[DATA PROVIDED start]
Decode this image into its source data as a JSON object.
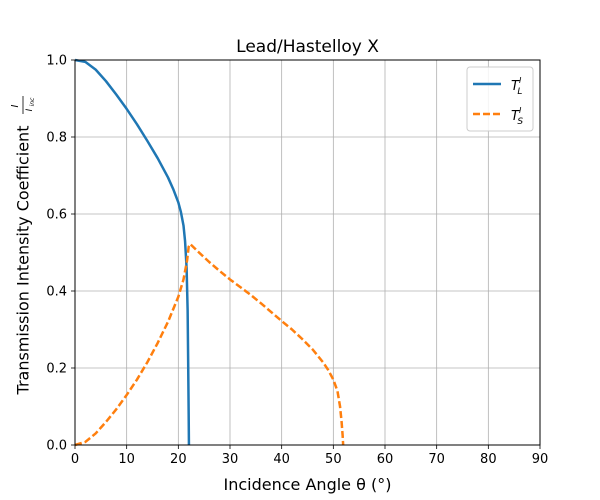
{
  "chart_data": {
    "type": "line",
    "title": "Lead/Hastelloy X",
    "xlabel": "Incidence Angle θ (°)",
    "ylabel_main": "Transmission Intensity Coefficient",
    "ylabel_frac_num": "I",
    "ylabel_frac_den": "I",
    "ylabel_frac_den_sub": "inc",
    "xlim": [
      0,
      90
    ],
    "ylim": [
      0,
      1
    ],
    "xticks": [
      "0",
      "10",
      "20",
      "30",
      "40",
      "50",
      "60",
      "70",
      "80",
      "90"
    ],
    "yticks": [
      "0.0",
      "0.2",
      "0.4",
      "0.6",
      "0.8",
      "1.0"
    ],
    "grid": true,
    "legend_position": "top-right",
    "series": [
      {
        "name": "T",
        "sup": "I",
        "sub": "L",
        "color": "#1f77b4",
        "style": "solid",
        "x": [
          0,
          2,
          4,
          6,
          8,
          10,
          12,
          14,
          16,
          18,
          19,
          20,
          20.5,
          21,
          21.3,
          21.6,
          21.8,
          21.9,
          22.0,
          22.05
        ],
        "y": [
          1.0,
          0.995,
          0.975,
          0.945,
          0.91,
          0.873,
          0.833,
          0.79,
          0.745,
          0.695,
          0.665,
          0.63,
          0.605,
          0.57,
          0.53,
          0.46,
          0.35,
          0.22,
          0.08,
          0.0
        ]
      },
      {
        "name": "T",
        "sup": "I",
        "sub": "S",
        "color": "#ff7f0e",
        "style": "dashed",
        "x": [
          0,
          2,
          4,
          6,
          8,
          10,
          12,
          14,
          16,
          18,
          20,
          21,
          21.7,
          22.0,
          22.3,
          24,
          26,
          28,
          30,
          32,
          34,
          36,
          38,
          40,
          42,
          44,
          46,
          48,
          49,
          50,
          50.8,
          51.3,
          51.6,
          51.8,
          51.9
        ],
        "y": [
          0.0,
          0.008,
          0.03,
          0.06,
          0.093,
          0.13,
          0.17,
          0.215,
          0.265,
          0.32,
          0.385,
          0.43,
          0.48,
          0.515,
          0.522,
          0.5,
          0.475,
          0.452,
          0.43,
          0.41,
          0.39,
          0.368,
          0.345,
          0.322,
          0.3,
          0.275,
          0.248,
          0.215,
          0.195,
          0.17,
          0.14,
          0.1,
          0.06,
          0.025,
          0.0
        ]
      }
    ]
  }
}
[DATA PROVIDED end]
● STATED TASK
Quote the full listing above word for word; exclude every picture from the copy.

● ANSWER TO THE PROBLEM
Decode this image into its source data as a JSON object.
{
  "chart_data": {
    "type": "line",
    "title": "Lead/Hastelloy X",
    "xlabel": "Incidence Angle θ (°)",
    "ylabel_main": "Transmission Intensity Coefficient",
    "ylabel_frac_num": "I",
    "ylabel_frac_den": "I",
    "ylabel_frac_den_sub": "inc",
    "xlim": [
      0,
      90
    ],
    "ylim": [
      0,
      1
    ],
    "xticks": [
      "0",
      "10",
      "20",
      "30",
      "40",
      "50",
      "60",
      "70",
      "80",
      "90"
    ],
    "yticks": [
      "0.0",
      "0.2",
      "0.4",
      "0.6",
      "0.8",
      "1.0"
    ],
    "grid": true,
    "legend_position": "top-right",
    "series": [
      {
        "name": "T",
        "sup": "I",
        "sub": "L",
        "color": "#1f77b4",
        "style": "solid",
        "x": [
          0,
          2,
          4,
          6,
          8,
          10,
          12,
          14,
          16,
          18,
          19,
          20,
          20.5,
          21,
          21.3,
          21.6,
          21.8,
          21.9,
          22.0,
          22.05
        ],
        "y": [
          1.0,
          0.995,
          0.975,
          0.945,
          0.91,
          0.873,
          0.833,
          0.79,
          0.745,
          0.695,
          0.665,
          0.63,
          0.605,
          0.57,
          0.53,
          0.46,
          0.35,
          0.22,
          0.08,
          0.0
        ]
      },
      {
        "name": "T",
        "sup": "I",
        "sub": "S",
        "color": "#ff7f0e",
        "style": "dashed",
        "x": [
          0,
          2,
          4,
          6,
          8,
          10,
          12,
          14,
          16,
          18,
          20,
          21,
          21.7,
          22.0,
          22.3,
          24,
          26,
          28,
          30,
          32,
          34,
          36,
          38,
          40,
          42,
          44,
          46,
          48,
          49,
          50,
          50.8,
          51.3,
          51.6,
          51.8,
          51.9
        ],
        "y": [
          0.0,
          0.008,
          0.03,
          0.06,
          0.093,
          0.13,
          0.17,
          0.215,
          0.265,
          0.32,
          0.385,
          0.43,
          0.48,
          0.515,
          0.522,
          0.5,
          0.475,
          0.452,
          0.43,
          0.41,
          0.39,
          0.368,
          0.345,
          0.322,
          0.3,
          0.275,
          0.248,
          0.215,
          0.195,
          0.17,
          0.14,
          0.1,
          0.06,
          0.025,
          0.0
        ]
      }
    ]
  }
}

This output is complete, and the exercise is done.